**Task goal:** The data must be written out once more, precisely as given.

* BEGIN The records *

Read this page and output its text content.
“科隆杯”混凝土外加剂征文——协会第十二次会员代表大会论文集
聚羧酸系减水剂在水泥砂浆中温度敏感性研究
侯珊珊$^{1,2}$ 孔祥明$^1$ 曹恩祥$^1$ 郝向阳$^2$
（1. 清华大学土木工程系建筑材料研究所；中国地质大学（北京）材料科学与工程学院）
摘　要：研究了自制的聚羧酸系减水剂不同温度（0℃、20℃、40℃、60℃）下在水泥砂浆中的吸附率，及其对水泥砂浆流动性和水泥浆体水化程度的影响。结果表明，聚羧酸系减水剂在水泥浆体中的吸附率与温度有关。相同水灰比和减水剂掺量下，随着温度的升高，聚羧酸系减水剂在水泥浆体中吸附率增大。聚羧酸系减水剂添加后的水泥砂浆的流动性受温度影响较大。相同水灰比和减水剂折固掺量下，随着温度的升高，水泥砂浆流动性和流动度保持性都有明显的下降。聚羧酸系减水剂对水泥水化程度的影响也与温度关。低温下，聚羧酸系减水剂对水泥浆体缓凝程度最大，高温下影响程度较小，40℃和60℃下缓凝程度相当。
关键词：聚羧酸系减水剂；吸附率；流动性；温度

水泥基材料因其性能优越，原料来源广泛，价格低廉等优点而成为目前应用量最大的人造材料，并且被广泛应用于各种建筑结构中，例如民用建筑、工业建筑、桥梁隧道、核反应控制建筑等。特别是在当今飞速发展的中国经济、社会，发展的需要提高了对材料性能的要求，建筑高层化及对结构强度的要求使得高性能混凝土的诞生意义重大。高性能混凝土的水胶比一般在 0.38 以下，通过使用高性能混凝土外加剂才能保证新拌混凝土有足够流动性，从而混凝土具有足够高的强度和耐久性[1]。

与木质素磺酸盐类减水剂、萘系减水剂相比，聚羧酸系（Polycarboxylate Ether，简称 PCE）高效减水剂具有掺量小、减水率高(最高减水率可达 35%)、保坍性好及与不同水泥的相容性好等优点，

* END The records *

**Result of this task:**
Read this page and output its text content.
“科隆杯”混凝土外加剂征文——协会第十二次会员代表大会论文集
聚羧酸系减水剂在水泥砂浆中温度敏感性研究
侯珊珊$^{1,2}$ 孔祥明$^1$ 曹恩祥$^1$ 郝向阳$^2$
（1. 清华大学土木工程系建筑材料研究所；中国地质大学（北京）材料科学与工程学院）
摘　要：研究了自制的聚羧酸系减水剂不同温度（0℃、20℃、40℃、60℃）下在水泥砂浆中的吸附率，及其对水泥砂浆流动性和水泥浆体水化程度的影响。结果表明，聚羧酸系减水剂在水泥浆体中的吸附率与温度有关。相同水灰比和减水剂掺量下，随着温度的升高，聚羧酸系减水剂在水泥浆体中吸附率增大。聚羧酸系减水剂添加后的水泥砂浆的流动性受温度影响较大。相同水灰比和减水剂折固掺量下，随着温度的升高，水泥砂浆流动性和流动度保持性都有明显的下降。聚羧酸系减水剂对水泥水化程度的影响也与温度关。低温下，聚羧酸系减水剂对水泥浆体缓凝程度最大，高温下影响程度较小，40℃和60℃下缓凝程度相当。
关键词：聚羧酸系减水剂；吸附率；流动性；温度

水泥基材料因其性能优越，原料来源广泛，价格低廉等优点而成为目前应用量最大的人造材料，并且被广泛应用于各种建筑结构中，例如民用建筑、工业建筑、桥梁隧道、核反应控制建筑等。特别是在当今飞速发展的中国经济、社会，发展的需要提高了对材料性能的要求，建筑高层化及对结构强度的要求使得高性能混凝土的诞生意义重大。高性能混凝土的水胶比一般在 0.38 以下，通过使用高性能混凝土外加剂才能保证新拌混凝土有足够流动性，从而混凝土具有足够高的强度和耐久性[1]。

与木质素磺酸盐类减水剂、萘系减水剂相比，聚羧酸系（Polycarboxylate Ether，简称 PCE）高效减水剂具有掺量小、减水率高(最高减水率可达 35%)、保坍性好及与不同水泥的相容性好等优点，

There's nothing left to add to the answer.